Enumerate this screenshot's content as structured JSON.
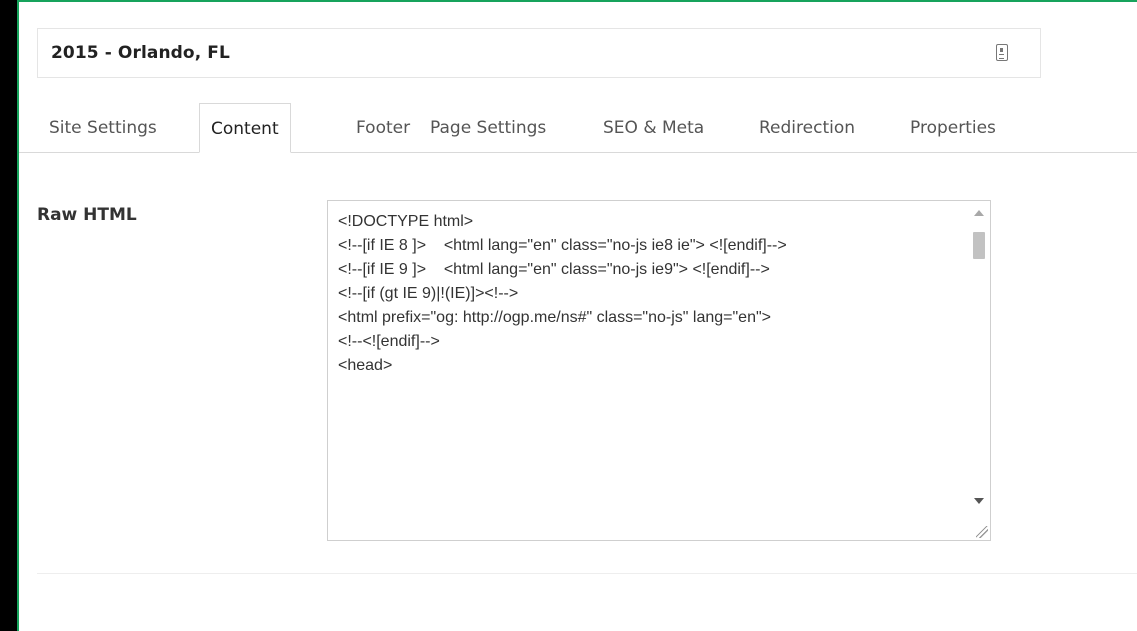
{
  "page": {
    "title": "2015 - Orlando, FL"
  },
  "tabs": [
    {
      "label": "Site Settings",
      "active": false
    },
    {
      "label": "Content",
      "active": true
    },
    {
      "label": "Footer",
      "active": false
    },
    {
      "label": "Page Settings",
      "active": false
    },
    {
      "label": "SEO & Meta",
      "active": false
    },
    {
      "label": "Redirection",
      "active": false
    },
    {
      "label": "Properties",
      "active": false
    }
  ],
  "content": {
    "raw_html_label": "Raw HTML",
    "raw_html_value": "<!DOCTYPE html>\n<!--[if IE 8 ]>    <html lang=\"en\" class=\"no-js ie8 ie\"> <![endif]-->\n<!--[if IE 9 ]>    <html lang=\"en\" class=\"no-js ie9\"> <![endif]-->\n<!--[if (gt IE 9)|!(IE)]><!-->\n<html prefix=\"og: http://ogp.me/ns#\" class=\"no-js\" lang=\"en\">\n<!--<![endif]-->\n<head>"
  },
  "icons": {
    "title_icon": "document-lock-icon",
    "scroll_up": "chevron-up-icon",
    "scroll_down": "chevron-down-icon",
    "resize": "resize-handle-icon"
  },
  "colors": {
    "accent_border": "#17a35c",
    "background": "#ffffff",
    "frame": "#000000"
  }
}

---

Problem to work on: Omit pictures; set down the rest of the material word for word.

The reply:
Enumerate this screenshot's content as structured JSON.
{
  "page": {
    "title": "2015 - Orlando, FL"
  },
  "tabs": [
    {
      "label": "Site Settings",
      "active": false
    },
    {
      "label": "Content",
      "active": true
    },
    {
      "label": "Footer",
      "active": false
    },
    {
      "label": "Page Settings",
      "active": false
    },
    {
      "label": "SEO & Meta",
      "active": false
    },
    {
      "label": "Redirection",
      "active": false
    },
    {
      "label": "Properties",
      "active": false
    }
  ],
  "content": {
    "raw_html_label": "Raw HTML",
    "raw_html_value": "<!DOCTYPE html>\n<!--[if IE 8 ]>    <html lang=\"en\" class=\"no-js ie8 ie\"> <![endif]-->\n<!--[if IE 9 ]>    <html lang=\"en\" class=\"no-js ie9\"> <![endif]-->\n<!--[if (gt IE 9)|!(IE)]><!-->\n<html prefix=\"og: http://ogp.me/ns#\" class=\"no-js\" lang=\"en\">\n<!--<![endif]-->\n<head>"
  },
  "icons": {
    "title_icon": "document-lock-icon",
    "scroll_up": "chevron-up-icon",
    "scroll_down": "chevron-down-icon",
    "resize": "resize-handle-icon"
  },
  "colors": {
    "accent_border": "#17a35c",
    "background": "#ffffff",
    "frame": "#000000"
  }
}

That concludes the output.